Exclude the pictures and reproduce the remaining data exactly as written.

** start Data provided **

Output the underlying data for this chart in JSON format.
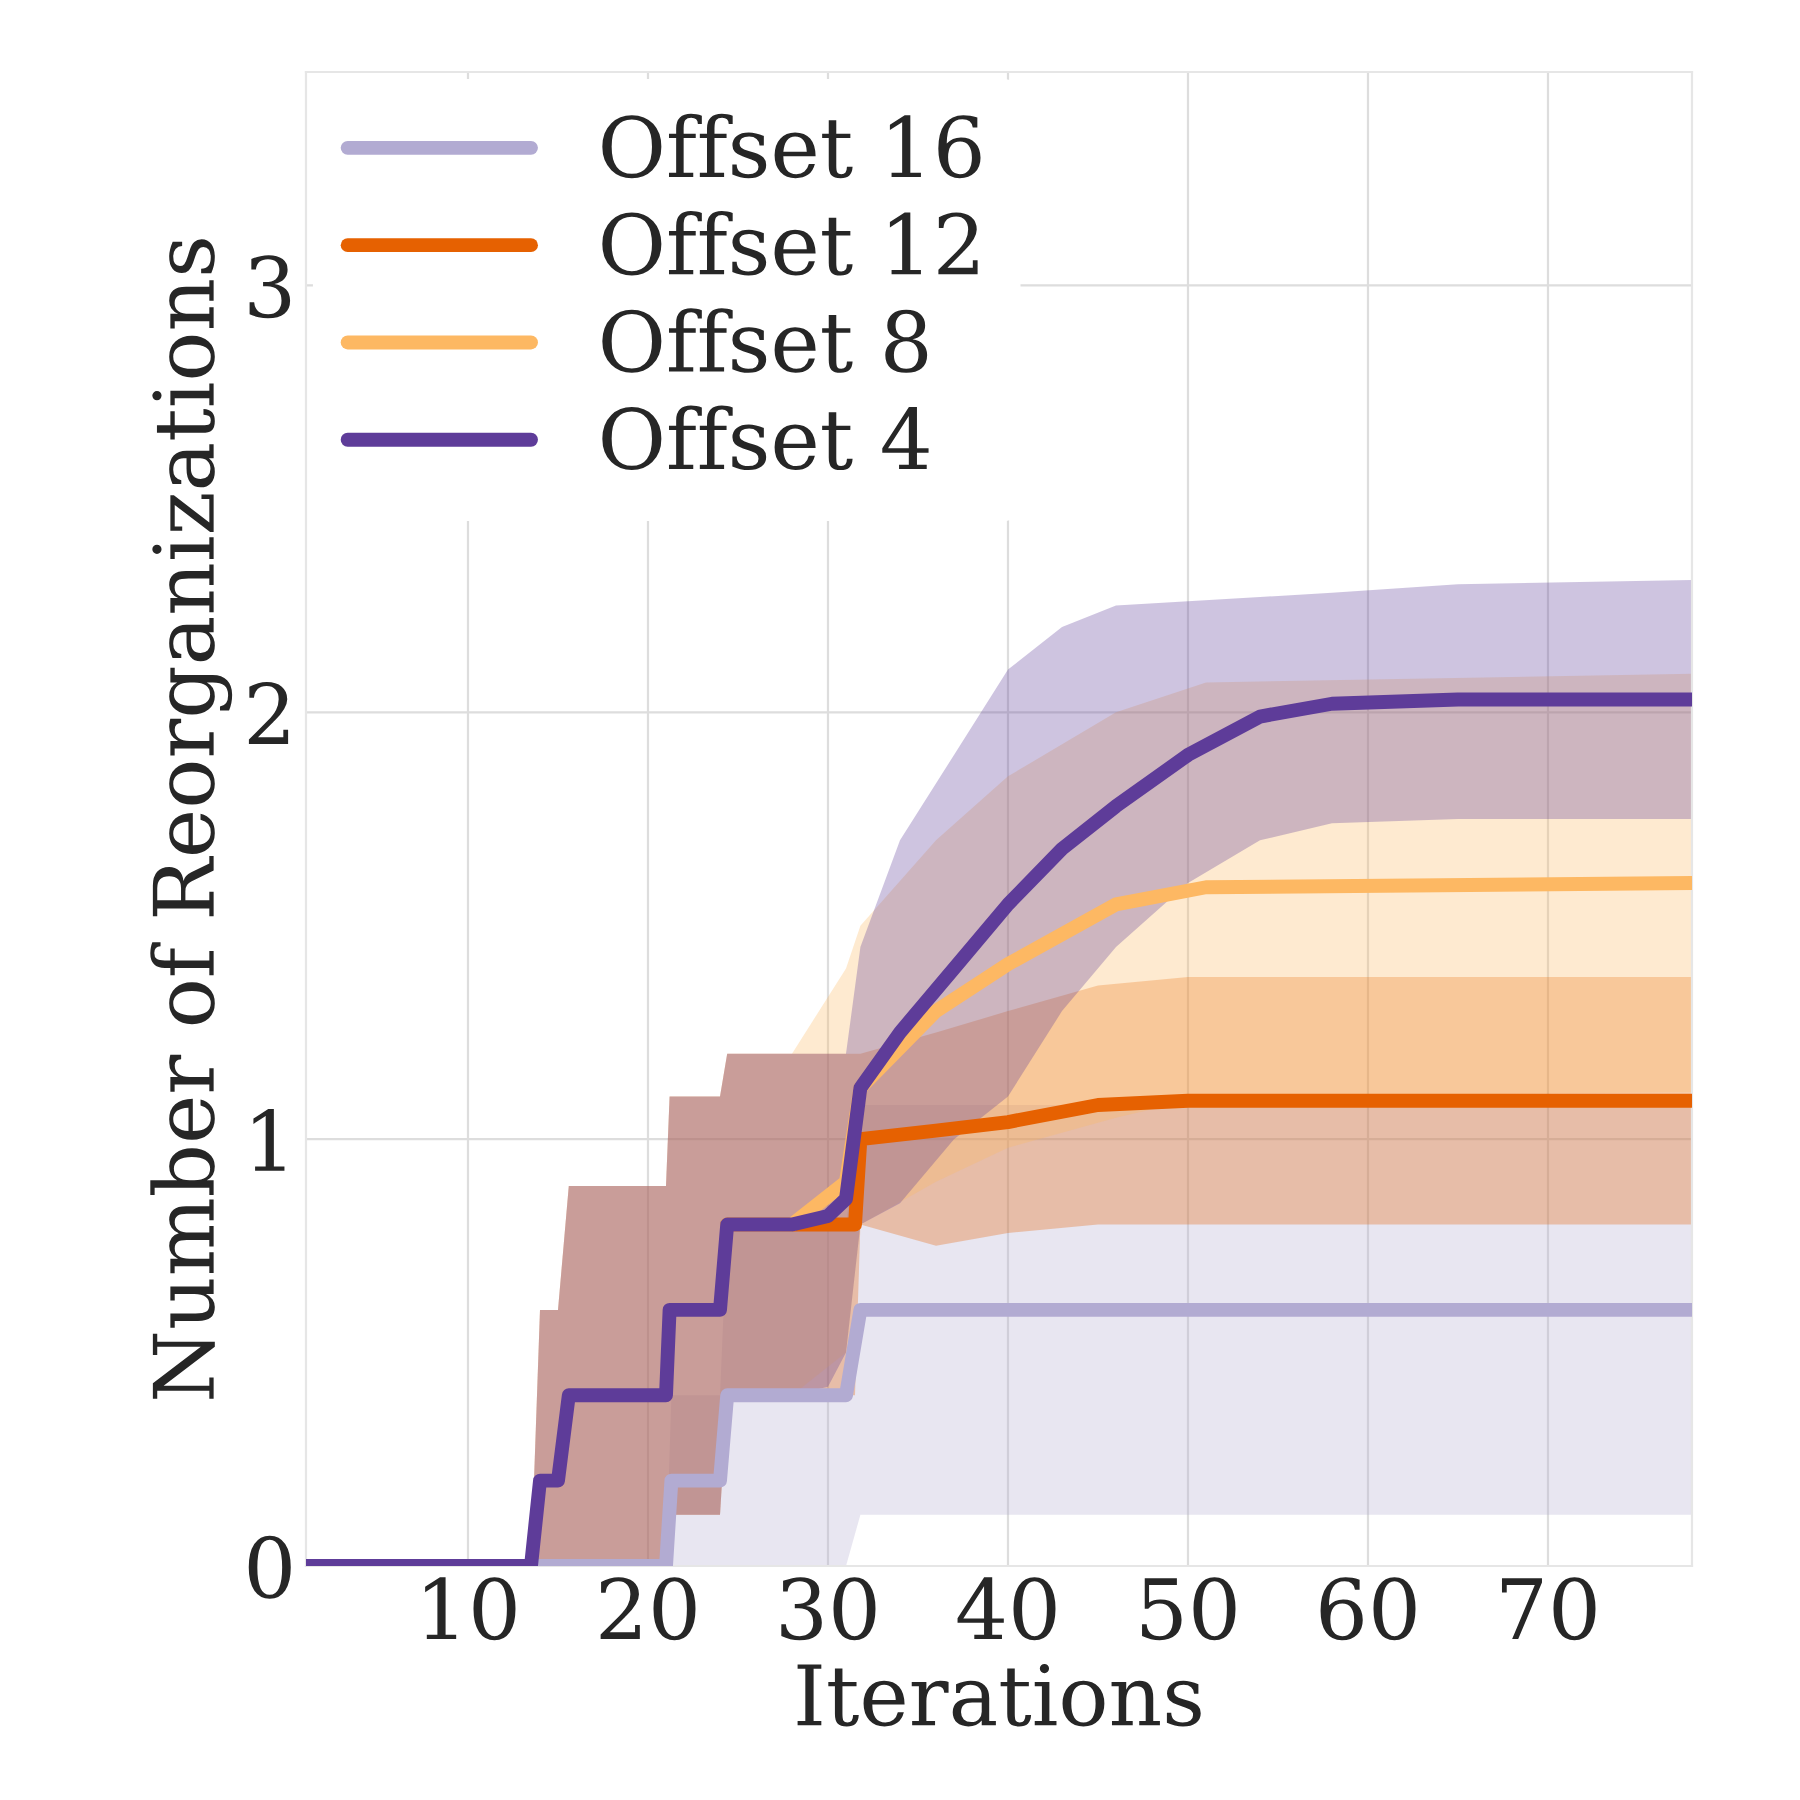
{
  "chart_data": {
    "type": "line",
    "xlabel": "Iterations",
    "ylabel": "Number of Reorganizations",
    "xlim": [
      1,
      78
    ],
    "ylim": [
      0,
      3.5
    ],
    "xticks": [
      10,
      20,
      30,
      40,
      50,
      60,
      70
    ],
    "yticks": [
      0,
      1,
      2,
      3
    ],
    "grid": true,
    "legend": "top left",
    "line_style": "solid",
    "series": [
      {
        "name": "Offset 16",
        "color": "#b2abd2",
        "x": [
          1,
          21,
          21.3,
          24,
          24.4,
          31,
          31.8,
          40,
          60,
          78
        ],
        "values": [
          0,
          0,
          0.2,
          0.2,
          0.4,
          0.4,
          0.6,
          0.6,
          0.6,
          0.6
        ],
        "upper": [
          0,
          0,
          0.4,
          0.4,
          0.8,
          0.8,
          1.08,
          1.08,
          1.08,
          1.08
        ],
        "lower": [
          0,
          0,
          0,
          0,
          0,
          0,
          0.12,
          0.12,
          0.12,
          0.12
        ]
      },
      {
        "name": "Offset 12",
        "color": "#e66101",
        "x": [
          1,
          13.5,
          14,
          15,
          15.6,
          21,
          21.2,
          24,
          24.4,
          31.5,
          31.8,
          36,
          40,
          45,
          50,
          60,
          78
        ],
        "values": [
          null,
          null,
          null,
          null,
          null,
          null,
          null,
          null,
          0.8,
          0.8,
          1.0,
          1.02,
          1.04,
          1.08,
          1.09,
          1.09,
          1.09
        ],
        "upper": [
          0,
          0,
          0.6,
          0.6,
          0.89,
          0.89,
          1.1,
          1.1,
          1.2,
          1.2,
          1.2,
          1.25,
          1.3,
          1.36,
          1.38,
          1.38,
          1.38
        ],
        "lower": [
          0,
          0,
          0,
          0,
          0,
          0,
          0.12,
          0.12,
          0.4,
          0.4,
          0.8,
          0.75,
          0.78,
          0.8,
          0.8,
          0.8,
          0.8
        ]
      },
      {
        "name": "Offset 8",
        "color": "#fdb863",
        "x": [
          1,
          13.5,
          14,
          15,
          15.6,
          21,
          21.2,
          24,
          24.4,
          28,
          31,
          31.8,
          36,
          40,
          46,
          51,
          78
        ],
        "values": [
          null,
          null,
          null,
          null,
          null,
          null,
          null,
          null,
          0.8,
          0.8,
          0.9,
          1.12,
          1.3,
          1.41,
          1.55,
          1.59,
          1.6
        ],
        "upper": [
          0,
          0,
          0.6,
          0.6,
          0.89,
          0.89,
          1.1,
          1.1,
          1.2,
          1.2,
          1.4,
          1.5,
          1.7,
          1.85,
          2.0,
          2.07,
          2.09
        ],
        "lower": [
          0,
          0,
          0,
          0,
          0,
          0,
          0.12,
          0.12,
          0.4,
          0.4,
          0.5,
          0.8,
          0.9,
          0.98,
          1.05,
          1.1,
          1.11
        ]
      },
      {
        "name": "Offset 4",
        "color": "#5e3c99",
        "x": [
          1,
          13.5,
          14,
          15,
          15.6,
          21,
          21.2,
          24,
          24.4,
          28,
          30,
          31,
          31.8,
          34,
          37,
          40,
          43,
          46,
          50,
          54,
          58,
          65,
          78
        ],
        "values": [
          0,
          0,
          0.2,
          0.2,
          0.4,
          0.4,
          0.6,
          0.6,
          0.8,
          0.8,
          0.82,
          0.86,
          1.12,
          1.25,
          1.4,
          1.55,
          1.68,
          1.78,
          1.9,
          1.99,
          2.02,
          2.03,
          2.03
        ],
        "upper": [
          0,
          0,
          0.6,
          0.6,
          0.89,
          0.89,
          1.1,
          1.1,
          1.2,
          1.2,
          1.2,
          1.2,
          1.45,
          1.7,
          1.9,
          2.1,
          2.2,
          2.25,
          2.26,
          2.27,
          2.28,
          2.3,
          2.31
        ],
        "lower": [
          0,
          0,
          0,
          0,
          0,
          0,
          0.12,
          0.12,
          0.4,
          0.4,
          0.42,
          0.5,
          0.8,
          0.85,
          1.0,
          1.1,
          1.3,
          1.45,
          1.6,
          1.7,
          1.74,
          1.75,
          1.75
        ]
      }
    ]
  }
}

** end Data provided **

The answer:
Output the underlying data for this chart in JSON format.
{
  "chart_data": {
    "type": "line",
    "xlabel": "Iterations",
    "ylabel": "Number of Reorganizations",
    "xlim": [
      1,
      78
    ],
    "ylim": [
      0,
      3.5
    ],
    "xticks": [
      10,
      20,
      30,
      40,
      50,
      60,
      70
    ],
    "yticks": [
      0,
      1,
      2,
      3
    ],
    "grid": true,
    "legend": "top left",
    "line_style": "solid",
    "series": [
      {
        "name": "Offset 16",
        "color": "#b2abd2",
        "x": [
          1,
          21,
          21.3,
          24,
          24.4,
          31,
          31.8,
          40,
          60,
          78
        ],
        "values": [
          0,
          0,
          0.2,
          0.2,
          0.4,
          0.4,
          0.6,
          0.6,
          0.6,
          0.6
        ],
        "upper": [
          0,
          0,
          0.4,
          0.4,
          0.8,
          0.8,
          1.08,
          1.08,
          1.08,
          1.08
        ],
        "lower": [
          0,
          0,
          0,
          0,
          0,
          0,
          0.12,
          0.12,
          0.12,
          0.12
        ]
      },
      {
        "name": "Offset 12",
        "color": "#e66101",
        "x": [
          1,
          13.5,
          14,
          15,
          15.6,
          21,
          21.2,
          24,
          24.4,
          31.5,
          31.8,
          36,
          40,
          45,
          50,
          60,
          78
        ],
        "values": [
          null,
          null,
          null,
          null,
          null,
          null,
          null,
          null,
          0.8,
          0.8,
          1.0,
          1.02,
          1.04,
          1.08,
          1.09,
          1.09,
          1.09
        ],
        "upper": [
          0,
          0,
          0.6,
          0.6,
          0.89,
          0.89,
          1.1,
          1.1,
          1.2,
          1.2,
          1.2,
          1.25,
          1.3,
          1.36,
          1.38,
          1.38,
          1.38
        ],
        "lower": [
          0,
          0,
          0,
          0,
          0,
          0,
          0.12,
          0.12,
          0.4,
          0.4,
          0.8,
          0.75,
          0.78,
          0.8,
          0.8,
          0.8,
          0.8
        ]
      },
      {
        "name": "Offset 8",
        "color": "#fdb863",
        "x": [
          1,
          13.5,
          14,
          15,
          15.6,
          21,
          21.2,
          24,
          24.4,
          28,
          31,
          31.8,
          36,
          40,
          46,
          51,
          78
        ],
        "values": [
          null,
          null,
          null,
          null,
          null,
          null,
          null,
          null,
          0.8,
          0.8,
          0.9,
          1.12,
          1.3,
          1.41,
          1.55,
          1.59,
          1.6
        ],
        "upper": [
          0,
          0,
          0.6,
          0.6,
          0.89,
          0.89,
          1.1,
          1.1,
          1.2,
          1.2,
          1.4,
          1.5,
          1.7,
          1.85,
          2.0,
          2.07,
          2.09
        ],
        "lower": [
          0,
          0,
          0,
          0,
          0,
          0,
          0.12,
          0.12,
          0.4,
          0.4,
          0.5,
          0.8,
          0.9,
          0.98,
          1.05,
          1.1,
          1.11
        ]
      },
      {
        "name": "Offset 4",
        "color": "#5e3c99",
        "x": [
          1,
          13.5,
          14,
          15,
          15.6,
          21,
          21.2,
          24,
          24.4,
          28,
          30,
          31,
          31.8,
          34,
          37,
          40,
          43,
          46,
          50,
          54,
          58,
          65,
          78
        ],
        "values": [
          0,
          0,
          0.2,
          0.2,
          0.4,
          0.4,
          0.6,
          0.6,
          0.8,
          0.8,
          0.82,
          0.86,
          1.12,
          1.25,
          1.4,
          1.55,
          1.68,
          1.78,
          1.9,
          1.99,
          2.02,
          2.03,
          2.03
        ],
        "upper": [
          0,
          0,
          0.6,
          0.6,
          0.89,
          0.89,
          1.1,
          1.1,
          1.2,
          1.2,
          1.2,
          1.2,
          1.45,
          1.7,
          1.9,
          2.1,
          2.2,
          2.25,
          2.26,
          2.27,
          2.28,
          2.3,
          2.31
        ],
        "lower": [
          0,
          0,
          0,
          0,
          0,
          0,
          0.12,
          0.12,
          0.4,
          0.4,
          0.42,
          0.5,
          0.8,
          0.85,
          1.0,
          1.1,
          1.3,
          1.45,
          1.6,
          1.7,
          1.74,
          1.75,
          1.75
        ]
      }
    ]
  }
}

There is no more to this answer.